Document text -

# # #

Tuesday, June 21, 2011

What's in a name?

Sermon for Proper 8A, preached for Holy Trinity, the First Sunday after Pentecost, June 19, 2011.

    What does it matter what you call God as long as you call on Him?  Right?  But it does matter.  Moses had to get the name of God before the people of God would follow Him to freedom and the land of promise.  Jesus had to get the right name at His birth because He was the embodiment of that name Yeshua (He shall save His people).  Now, as we heard in the Gospel for today, Jesus has given us the Name of God, the name of the Holy Trinity.  This name is strong – not because of how it sounds to the ear but because this name has the power to save us, to turn water into the means of salvation that ushers us into the life of God and into His presence forever.  Everything hinges around the right name.
    We say it and we hear it said all the time.  "I believe in God."  But what does this mean?  Are we saying that we believe that God exists – like the way we believe that there is such a thing as air and electricity even though we cannot see it.  Does God care if we believe Him real or not?  I don't think so.

# # #

Problem - According to the sermon, why is the name of the Holy Trinity strong? Answer in one to three sentences.

Record excerpts -
# # #

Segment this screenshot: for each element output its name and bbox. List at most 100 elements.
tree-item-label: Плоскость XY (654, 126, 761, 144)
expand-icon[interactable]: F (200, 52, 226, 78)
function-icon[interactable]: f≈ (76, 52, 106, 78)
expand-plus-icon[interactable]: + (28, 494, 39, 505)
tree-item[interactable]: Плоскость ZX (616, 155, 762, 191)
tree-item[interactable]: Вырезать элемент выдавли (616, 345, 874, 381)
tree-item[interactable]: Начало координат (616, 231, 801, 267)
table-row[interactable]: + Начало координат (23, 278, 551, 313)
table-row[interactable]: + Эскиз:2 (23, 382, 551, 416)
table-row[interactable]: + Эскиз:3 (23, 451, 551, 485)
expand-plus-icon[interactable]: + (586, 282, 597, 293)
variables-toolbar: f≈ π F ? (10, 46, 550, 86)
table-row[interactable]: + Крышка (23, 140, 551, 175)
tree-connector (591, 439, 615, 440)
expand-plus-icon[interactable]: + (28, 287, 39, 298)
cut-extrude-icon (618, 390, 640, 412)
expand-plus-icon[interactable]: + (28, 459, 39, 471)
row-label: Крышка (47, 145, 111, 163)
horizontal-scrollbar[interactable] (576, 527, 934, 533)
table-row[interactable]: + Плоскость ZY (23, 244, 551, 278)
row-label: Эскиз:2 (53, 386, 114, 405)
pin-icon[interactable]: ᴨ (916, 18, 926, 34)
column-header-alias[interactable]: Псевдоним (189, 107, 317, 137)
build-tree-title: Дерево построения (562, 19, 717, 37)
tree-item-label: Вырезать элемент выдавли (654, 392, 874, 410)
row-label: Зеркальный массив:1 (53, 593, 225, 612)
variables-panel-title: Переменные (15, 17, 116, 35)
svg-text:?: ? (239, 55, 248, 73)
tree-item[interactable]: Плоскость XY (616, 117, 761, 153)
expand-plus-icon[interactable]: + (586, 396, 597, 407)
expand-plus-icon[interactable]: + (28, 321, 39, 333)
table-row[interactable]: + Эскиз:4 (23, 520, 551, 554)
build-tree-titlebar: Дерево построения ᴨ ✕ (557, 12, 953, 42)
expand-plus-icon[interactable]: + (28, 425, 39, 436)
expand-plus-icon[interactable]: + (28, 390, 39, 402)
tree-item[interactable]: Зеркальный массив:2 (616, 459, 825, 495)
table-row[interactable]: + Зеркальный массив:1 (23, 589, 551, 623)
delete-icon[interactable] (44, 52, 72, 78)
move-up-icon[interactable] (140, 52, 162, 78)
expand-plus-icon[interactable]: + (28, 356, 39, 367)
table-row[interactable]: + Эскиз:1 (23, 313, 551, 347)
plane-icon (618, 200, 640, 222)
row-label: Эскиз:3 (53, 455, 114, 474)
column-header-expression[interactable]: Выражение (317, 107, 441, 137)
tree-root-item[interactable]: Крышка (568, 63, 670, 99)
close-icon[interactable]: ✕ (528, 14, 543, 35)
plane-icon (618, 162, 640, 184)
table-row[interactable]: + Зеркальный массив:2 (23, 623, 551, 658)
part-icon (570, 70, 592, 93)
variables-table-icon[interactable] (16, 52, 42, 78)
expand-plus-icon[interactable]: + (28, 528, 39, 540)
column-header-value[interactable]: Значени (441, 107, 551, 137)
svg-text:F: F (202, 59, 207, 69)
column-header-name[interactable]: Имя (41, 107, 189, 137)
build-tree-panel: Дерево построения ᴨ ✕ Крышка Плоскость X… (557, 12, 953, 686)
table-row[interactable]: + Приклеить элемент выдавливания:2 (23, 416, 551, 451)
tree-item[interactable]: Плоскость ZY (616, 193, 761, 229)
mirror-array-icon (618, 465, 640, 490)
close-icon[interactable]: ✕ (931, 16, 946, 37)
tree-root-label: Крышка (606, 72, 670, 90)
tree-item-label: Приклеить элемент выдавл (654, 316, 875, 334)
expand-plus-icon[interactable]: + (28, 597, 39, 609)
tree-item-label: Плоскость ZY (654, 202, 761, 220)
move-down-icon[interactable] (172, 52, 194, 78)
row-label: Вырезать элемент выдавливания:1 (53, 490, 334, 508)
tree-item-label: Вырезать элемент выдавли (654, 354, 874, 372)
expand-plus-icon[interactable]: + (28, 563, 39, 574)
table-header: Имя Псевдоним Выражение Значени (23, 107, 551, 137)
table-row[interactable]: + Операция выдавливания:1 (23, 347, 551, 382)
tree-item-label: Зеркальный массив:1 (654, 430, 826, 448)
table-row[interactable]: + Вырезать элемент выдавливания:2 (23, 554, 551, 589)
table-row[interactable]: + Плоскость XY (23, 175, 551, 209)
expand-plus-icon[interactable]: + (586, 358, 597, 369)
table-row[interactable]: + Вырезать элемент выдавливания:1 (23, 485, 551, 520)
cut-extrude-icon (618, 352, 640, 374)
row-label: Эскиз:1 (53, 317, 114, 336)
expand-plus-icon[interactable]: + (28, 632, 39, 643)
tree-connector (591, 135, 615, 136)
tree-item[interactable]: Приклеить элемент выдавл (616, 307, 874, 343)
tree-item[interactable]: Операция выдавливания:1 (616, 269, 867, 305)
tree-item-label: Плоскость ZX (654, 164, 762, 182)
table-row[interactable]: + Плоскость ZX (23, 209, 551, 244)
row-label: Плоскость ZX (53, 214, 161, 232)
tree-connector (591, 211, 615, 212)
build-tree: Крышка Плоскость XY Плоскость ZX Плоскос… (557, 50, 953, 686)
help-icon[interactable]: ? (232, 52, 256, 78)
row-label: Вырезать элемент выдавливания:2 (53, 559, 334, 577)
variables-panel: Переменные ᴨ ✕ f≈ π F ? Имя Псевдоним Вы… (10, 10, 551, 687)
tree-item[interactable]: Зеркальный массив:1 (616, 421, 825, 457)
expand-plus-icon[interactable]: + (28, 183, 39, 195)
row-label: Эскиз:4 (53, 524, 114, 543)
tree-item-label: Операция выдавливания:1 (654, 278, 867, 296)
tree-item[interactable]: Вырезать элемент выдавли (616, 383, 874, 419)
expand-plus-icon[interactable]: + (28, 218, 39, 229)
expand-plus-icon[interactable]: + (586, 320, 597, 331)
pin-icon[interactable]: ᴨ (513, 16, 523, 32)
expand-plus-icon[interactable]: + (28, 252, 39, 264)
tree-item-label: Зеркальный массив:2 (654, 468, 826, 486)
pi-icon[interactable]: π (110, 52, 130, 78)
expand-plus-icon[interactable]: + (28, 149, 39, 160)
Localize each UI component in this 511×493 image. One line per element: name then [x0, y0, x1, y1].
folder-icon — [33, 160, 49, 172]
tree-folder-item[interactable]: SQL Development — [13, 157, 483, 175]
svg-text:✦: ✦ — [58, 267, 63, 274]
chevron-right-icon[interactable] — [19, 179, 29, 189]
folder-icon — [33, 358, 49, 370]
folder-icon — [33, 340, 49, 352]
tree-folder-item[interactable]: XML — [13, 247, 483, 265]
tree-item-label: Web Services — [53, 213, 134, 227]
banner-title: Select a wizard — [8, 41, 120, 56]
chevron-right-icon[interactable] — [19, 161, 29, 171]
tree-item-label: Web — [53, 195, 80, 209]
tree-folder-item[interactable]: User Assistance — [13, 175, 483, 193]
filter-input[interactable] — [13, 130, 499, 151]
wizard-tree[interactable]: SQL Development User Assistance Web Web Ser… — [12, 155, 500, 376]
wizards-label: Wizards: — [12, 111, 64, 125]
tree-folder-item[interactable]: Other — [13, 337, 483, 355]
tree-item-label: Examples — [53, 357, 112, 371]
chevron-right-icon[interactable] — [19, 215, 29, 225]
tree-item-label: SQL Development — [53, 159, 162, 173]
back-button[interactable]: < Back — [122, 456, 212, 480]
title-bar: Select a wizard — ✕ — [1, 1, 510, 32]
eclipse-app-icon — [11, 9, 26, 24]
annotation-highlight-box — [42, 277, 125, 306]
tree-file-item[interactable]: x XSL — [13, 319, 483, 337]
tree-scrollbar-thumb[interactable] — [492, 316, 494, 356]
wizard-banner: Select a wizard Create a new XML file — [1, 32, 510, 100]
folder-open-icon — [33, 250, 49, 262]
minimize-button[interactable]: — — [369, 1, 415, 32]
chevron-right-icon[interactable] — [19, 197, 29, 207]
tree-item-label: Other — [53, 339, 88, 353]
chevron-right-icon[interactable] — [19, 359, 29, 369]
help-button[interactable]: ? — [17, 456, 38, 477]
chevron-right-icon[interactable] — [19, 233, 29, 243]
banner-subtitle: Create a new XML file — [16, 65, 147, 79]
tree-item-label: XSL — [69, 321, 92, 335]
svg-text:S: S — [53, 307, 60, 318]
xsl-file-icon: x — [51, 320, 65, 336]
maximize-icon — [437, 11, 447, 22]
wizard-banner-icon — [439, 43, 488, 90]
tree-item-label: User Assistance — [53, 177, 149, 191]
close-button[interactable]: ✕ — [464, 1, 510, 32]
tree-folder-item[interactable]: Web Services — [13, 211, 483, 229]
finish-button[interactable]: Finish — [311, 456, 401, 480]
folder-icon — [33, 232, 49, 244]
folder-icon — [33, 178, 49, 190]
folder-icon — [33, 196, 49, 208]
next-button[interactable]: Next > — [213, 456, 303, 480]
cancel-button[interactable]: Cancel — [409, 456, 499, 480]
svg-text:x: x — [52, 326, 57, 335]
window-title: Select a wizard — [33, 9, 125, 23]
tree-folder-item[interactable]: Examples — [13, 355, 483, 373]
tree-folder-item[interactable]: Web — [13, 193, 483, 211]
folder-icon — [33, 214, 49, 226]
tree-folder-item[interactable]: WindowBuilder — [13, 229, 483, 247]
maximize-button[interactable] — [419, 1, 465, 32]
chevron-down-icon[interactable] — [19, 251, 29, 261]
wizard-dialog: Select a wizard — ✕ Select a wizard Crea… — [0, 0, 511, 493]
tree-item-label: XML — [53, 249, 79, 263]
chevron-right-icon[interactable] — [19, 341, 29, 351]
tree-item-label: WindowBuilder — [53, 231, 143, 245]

# # #

Full answer - Its strength does not come from how it sounds. It comes from its power to save us, turning water into the means of salvation that brings us into the life of God and into His presence forever.